→ Set problem
Rewrite each of the records below as a numbered list with one line per item, leaving out any blank lines.

→ Extracted material
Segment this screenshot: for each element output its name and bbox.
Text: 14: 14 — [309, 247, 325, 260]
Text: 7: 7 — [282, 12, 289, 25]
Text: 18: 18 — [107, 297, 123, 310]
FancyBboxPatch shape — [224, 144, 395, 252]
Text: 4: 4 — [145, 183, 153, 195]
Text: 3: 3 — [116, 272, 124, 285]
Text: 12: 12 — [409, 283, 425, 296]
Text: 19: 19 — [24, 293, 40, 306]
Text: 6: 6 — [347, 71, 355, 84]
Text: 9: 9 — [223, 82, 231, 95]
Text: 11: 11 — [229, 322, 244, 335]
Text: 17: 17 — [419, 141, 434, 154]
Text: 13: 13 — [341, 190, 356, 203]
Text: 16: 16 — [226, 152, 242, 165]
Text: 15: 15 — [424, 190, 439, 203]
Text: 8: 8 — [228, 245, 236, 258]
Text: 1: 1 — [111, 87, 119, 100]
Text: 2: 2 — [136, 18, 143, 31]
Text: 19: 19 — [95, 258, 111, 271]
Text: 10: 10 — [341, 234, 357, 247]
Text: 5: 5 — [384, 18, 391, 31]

→ Result of this task
1. Segment this screenshot: for each element output its name and bbox.
2. Text: 14: 14 — [309, 247, 325, 260]
3. Text: 7: 7 — [282, 12, 289, 25]
4. Text: 18: 18 — [107, 297, 123, 310]
5. FancyBboxPatch shape — [224, 144, 395, 252]
6. Text: 4: 4 — [145, 183, 153, 195]
7. Text: 3: 3 — [116, 272, 124, 285]
8. Text: 12: 12 — [409, 283, 425, 296]
9. Text: 19: 19 — [24, 293, 40, 306]
10. Text: 6: 6 — [347, 71, 355, 84]
11. Text: 9: 9 — [223, 82, 231, 95]
12. Text: 11: 11 — [229, 322, 244, 335]
13. Text: 17: 17 — [419, 141, 434, 154]
14. Text: 13: 13 — [341, 190, 356, 203]
15. Text: 16: 16 — [226, 152, 242, 165]
16. Text: 15: 15 — [424, 190, 439, 203]
17. Text: 8: 8 — [228, 245, 236, 258]
18. Text: 1: 1 — [111, 87, 119, 100]
19. Text: 2: 2 — [136, 18, 143, 31]
20. Text: 19: 19 — [95, 258, 111, 271]
21. Text: 10: 10 — [341, 234, 357, 247]
22. Text: 5: 5 — [384, 18, 391, 31]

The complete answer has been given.